# BRIEF
Reproduce the listing word for word, leaving every picture behind.

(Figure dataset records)

————

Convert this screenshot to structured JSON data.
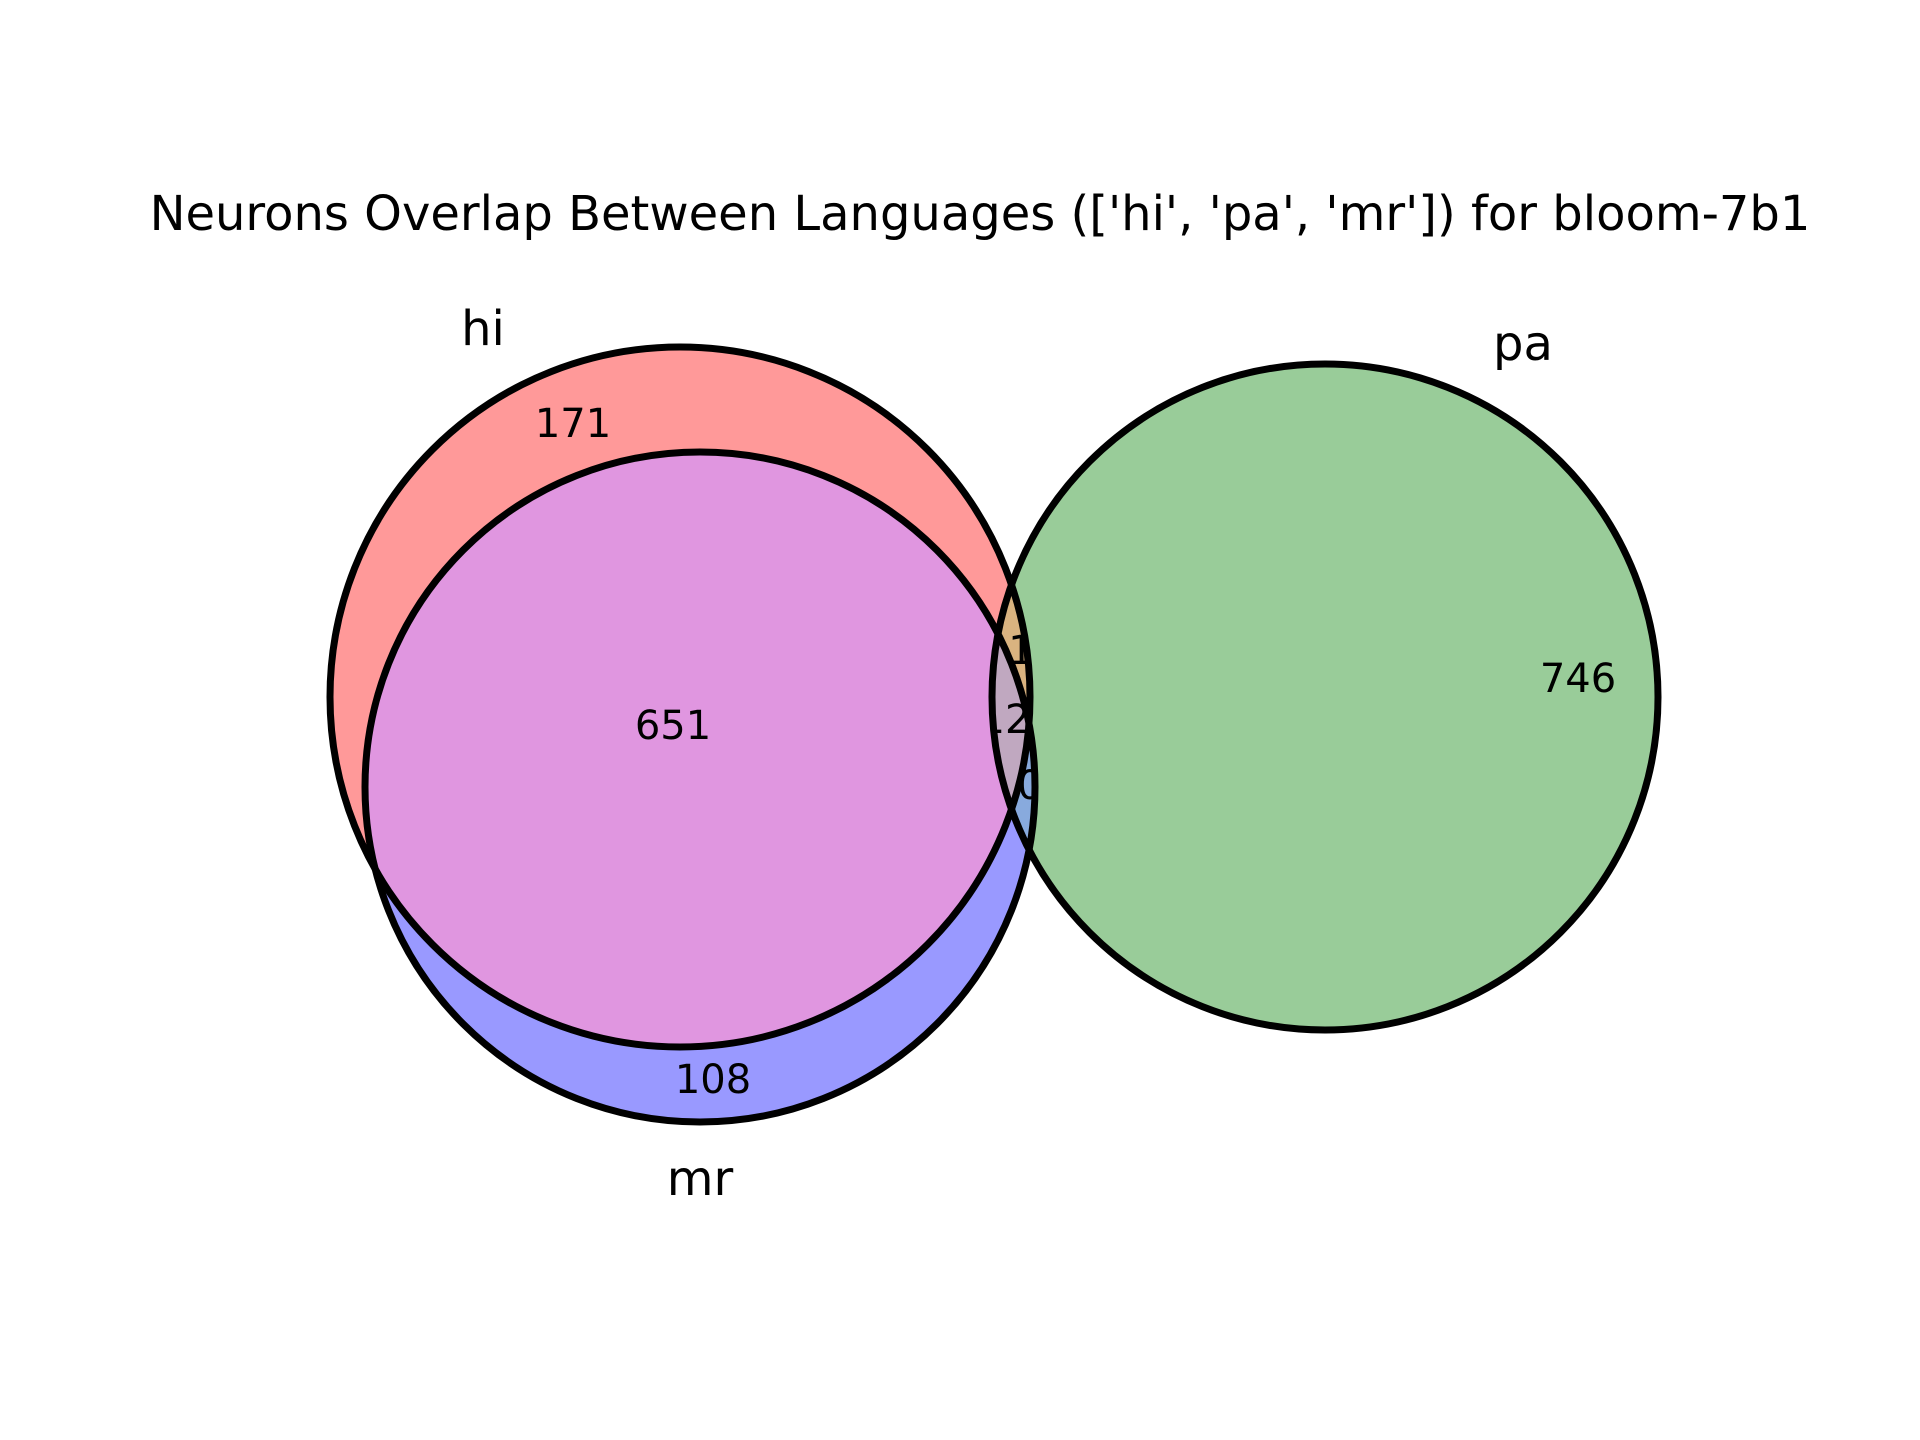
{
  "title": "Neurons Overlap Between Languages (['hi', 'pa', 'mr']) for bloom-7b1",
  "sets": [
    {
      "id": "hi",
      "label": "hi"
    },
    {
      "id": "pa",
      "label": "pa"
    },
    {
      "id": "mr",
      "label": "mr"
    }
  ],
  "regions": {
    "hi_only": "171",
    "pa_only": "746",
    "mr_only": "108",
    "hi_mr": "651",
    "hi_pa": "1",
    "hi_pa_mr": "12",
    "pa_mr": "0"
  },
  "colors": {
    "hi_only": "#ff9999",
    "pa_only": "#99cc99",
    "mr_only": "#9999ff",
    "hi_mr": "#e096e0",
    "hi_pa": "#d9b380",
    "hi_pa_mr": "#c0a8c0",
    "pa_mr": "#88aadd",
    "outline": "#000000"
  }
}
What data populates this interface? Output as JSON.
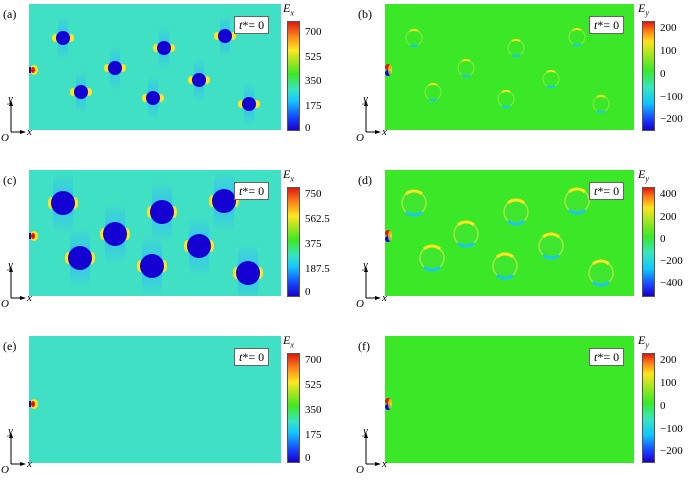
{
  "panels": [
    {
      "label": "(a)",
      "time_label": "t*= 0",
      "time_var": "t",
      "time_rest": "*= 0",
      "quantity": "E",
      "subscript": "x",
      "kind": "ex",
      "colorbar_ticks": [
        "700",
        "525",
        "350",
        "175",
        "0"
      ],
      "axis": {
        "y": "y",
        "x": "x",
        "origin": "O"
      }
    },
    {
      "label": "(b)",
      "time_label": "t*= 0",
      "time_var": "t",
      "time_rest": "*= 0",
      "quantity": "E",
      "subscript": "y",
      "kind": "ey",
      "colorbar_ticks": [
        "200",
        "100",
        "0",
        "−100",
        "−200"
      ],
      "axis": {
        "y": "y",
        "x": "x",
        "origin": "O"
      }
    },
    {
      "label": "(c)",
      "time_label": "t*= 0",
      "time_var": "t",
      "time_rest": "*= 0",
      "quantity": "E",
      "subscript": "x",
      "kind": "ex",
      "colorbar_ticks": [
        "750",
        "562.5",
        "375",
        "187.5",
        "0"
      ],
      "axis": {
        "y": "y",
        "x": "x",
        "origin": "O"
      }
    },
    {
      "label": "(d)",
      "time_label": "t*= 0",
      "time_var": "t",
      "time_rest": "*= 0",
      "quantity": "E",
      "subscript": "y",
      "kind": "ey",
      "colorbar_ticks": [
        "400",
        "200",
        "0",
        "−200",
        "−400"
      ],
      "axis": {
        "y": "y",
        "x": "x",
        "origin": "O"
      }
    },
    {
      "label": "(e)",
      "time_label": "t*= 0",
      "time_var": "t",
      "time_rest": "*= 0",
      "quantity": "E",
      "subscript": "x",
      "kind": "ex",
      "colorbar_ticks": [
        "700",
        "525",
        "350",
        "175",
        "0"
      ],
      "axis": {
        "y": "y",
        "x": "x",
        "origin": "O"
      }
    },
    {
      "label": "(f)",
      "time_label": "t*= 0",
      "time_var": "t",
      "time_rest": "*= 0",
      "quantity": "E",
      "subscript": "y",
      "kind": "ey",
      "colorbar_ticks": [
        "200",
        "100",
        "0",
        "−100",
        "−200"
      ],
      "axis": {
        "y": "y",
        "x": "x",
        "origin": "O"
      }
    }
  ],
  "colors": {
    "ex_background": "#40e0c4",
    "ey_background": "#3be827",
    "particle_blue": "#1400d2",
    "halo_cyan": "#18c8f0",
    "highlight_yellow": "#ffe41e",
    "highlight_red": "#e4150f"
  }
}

————

# TASK OUTPUT
Convert this screenshot to structured JSON data.
{
  "title": "Neurons Overlap Between Languages (['hi', 'pa', 'mr']) for bloom-7b1",
  "sets": [
    {
      "id": "hi",
      "label": "hi"
    },
    {
      "id": "pa",
      "label": "pa"
    },
    {
      "id": "mr",
      "label": "mr"
    }
  ],
  "regions": {
    "hi_only": "171",
    "pa_only": "746",
    "mr_only": "108",
    "hi_mr": "651",
    "hi_pa": "1",
    "hi_pa_mr": "12",
    "pa_mr": "0"
  },
  "colors": {
    "hi_only": "#ff9999",
    "pa_only": "#99cc99",
    "mr_only": "#9999ff",
    "hi_mr": "#e096e0",
    "hi_pa": "#d9b380",
    "hi_pa_mr": "#c0a8c0",
    "pa_mr": "#88aadd",
    "outline": "#000000"
  }
}
What data populates this interface? Output as JSON.
{
  "panels": [
    {
      "label": "(a)",
      "time_label": "t*= 0",
      "time_var": "t",
      "time_rest": "*= 0",
      "quantity": "E",
      "subscript": "x",
      "kind": "ex",
      "colorbar_ticks": [
        "700",
        "525",
        "350",
        "175",
        "0"
      ],
      "axis": {
        "y": "y",
        "x": "x",
        "origin": "O"
      }
    },
    {
      "label": "(b)",
      "time_label": "t*= 0",
      "time_var": "t",
      "time_rest": "*= 0",
      "quantity": "E",
      "subscript": "y",
      "kind": "ey",
      "colorbar_ticks": [
        "200",
        "100",
        "0",
        "−100",
        "−200"
      ],
      "axis": {
        "y": "y",
        "x": "x",
        "origin": "O"
      }
    },
    {
      "label": "(c)",
      "time_label": "t*= 0",
      "time_var": "t",
      "time_rest": "*= 0",
      "quantity": "E",
      "subscript": "x",
      "kind": "ex",
      "colorbar_ticks": [
        "750",
        "562.5",
        "375",
        "187.5",
        "0"
      ],
      "axis": {
        "y": "y",
        "x": "x",
        "origin": "O"
      }
    },
    {
      "label": "(d)",
      "time_label": "t*= 0",
      "time_var": "t",
      "time_rest": "*= 0",
      "quantity": "E",
      "subscript": "y",
      "kind": "ey",
      "colorbar_ticks": [
        "400",
        "200",
        "0",
        "−200",
        "−400"
      ],
      "axis": {
        "y": "y",
        "x": "x",
        "origin": "O"
      }
    },
    {
      "label": "(e)",
      "time_label": "t*= 0",
      "time_var": "t",
      "time_rest": "*= 0",
      "quantity": "E",
      "subscript": "x",
      "kind": "ex",
      "colorbar_ticks": [
        "700",
        "525",
        "350",
        "175",
        "0"
      ],
      "axis": {
        "y": "y",
        "x": "x",
        "origin": "O"
      }
    },
    {
      "label": "(f)",
      "time_label": "t*= 0",
      "time_var": "t",
      "time_rest": "*= 0",
      "quantity": "E",
      "subscript": "y",
      "kind": "ey",
      "colorbar_ticks": [
        "200",
        "100",
        "0",
        "−100",
        "−200"
      ],
      "axis": {
        "y": "y",
        "x": "x",
        "origin": "O"
      }
    }
  ],
  "colors": {
    "ex_background": "#40e0c4",
    "ey_background": "#3be827",
    "particle_blue": "#1400d2",
    "halo_cyan": "#18c8f0",
    "highlight_yellow": "#ffe41e",
    "highlight_red": "#e4150f"
  }
}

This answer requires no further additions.